▸ **Direction**: All of the material below is to be repeated exactly.

* BEGIN Stored records *

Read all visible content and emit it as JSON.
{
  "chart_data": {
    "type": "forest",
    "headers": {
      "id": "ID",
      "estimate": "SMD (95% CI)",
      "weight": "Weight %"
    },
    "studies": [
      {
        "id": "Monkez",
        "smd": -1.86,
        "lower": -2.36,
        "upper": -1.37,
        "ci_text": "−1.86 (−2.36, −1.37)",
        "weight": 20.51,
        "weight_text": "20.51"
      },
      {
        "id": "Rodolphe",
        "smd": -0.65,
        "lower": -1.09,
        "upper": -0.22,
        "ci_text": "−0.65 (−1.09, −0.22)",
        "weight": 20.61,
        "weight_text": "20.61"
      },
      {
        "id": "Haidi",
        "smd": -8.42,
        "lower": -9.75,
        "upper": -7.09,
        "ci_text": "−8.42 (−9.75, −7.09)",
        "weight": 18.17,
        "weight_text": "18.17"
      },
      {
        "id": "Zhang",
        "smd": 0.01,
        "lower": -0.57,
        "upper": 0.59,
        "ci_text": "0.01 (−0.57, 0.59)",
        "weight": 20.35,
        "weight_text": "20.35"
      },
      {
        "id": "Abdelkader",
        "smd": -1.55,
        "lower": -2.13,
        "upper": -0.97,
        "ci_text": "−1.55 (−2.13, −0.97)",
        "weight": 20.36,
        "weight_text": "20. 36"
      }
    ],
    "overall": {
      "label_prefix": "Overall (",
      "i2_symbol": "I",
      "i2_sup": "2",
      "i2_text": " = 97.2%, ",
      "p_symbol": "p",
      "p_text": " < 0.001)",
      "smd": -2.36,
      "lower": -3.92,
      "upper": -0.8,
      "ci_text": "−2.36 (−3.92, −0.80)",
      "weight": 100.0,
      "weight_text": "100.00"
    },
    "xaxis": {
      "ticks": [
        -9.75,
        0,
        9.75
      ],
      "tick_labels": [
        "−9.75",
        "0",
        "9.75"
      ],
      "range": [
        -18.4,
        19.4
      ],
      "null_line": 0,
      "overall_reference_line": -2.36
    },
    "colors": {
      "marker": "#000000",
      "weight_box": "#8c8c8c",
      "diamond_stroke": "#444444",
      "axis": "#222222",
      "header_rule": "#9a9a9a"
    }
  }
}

* END Stored records *

▸ **Response for this exercise**:
Read all visible content and emit it as JSON.
{
  "chart_data": {
    "type": "forest",
    "headers": {
      "id": "ID",
      "estimate": "SMD (95% CI)",
      "weight": "Weight %"
    },
    "studies": [
      {
        "id": "Monkez",
        "smd": -1.86,
        "lower": -2.36,
        "upper": -1.37,
        "ci_text": "−1.86 (−2.36, −1.37)",
        "weight": 20.51,
        "weight_text": "20.51"
      },
      {
        "id": "Rodolphe",
        "smd": -0.65,
        "lower": -1.09,
        "upper": -0.22,
        "ci_text": "−0.65 (−1.09, −0.22)",
        "weight": 20.61,
        "weight_text": "20.61"
      },
      {
        "id": "Haidi",
        "smd": -8.42,
        "lower": -9.75,
        "upper": -7.09,
        "ci_text": "−8.42 (−9.75, −7.09)",
        "weight": 18.17,
        "weight_text": "18.17"
      },
      {
        "id": "Zhang",
        "smd": 0.01,
        "lower": -0.57,
        "upper": 0.59,
        "ci_text": "0.01 (−0.57, 0.59)",
        "weight": 20.35,
        "weight_text": "20.35"
      },
      {
        "id": "Abdelkader",
        "smd": -1.55,
        "lower": -2.13,
        "upper": -0.97,
        "ci_text": "−1.55 (−2.13, −0.97)",
        "weight": 20.36,
        "weight_text": "20. 36"
      }
    ],
    "overall": {
      "label_prefix": "Overall (",
      "i2_symbol": "I",
      "i2_sup": "2",
      "i2_text": " = 97.2%, ",
      "p_symbol": "p",
      "p_text": " < 0.001)",
      "smd": -2.36,
      "lower": -3.92,
      "upper": -0.8,
      "ci_text": "−2.36 (−3.92, −0.80)",
      "weight": 100.0,
      "weight_text": "100.00"
    },
    "xaxis": {
      "ticks": [
        -9.75,
        0,
        9.75
      ],
      "tick_labels": [
        "−9.75",
        "0",
        "9.75"
      ],
      "range": [
        -18.4,
        19.4
      ],
      "null_line": 0,
      "overall_reference_line": -2.36
    },
    "colors": {
      "marker": "#000000",
      "weight_box": "#8c8c8c",
      "diamond_stroke": "#444444",
      "axis": "#222222",
      "header_rule": "#9a9a9a"
    }
  }
}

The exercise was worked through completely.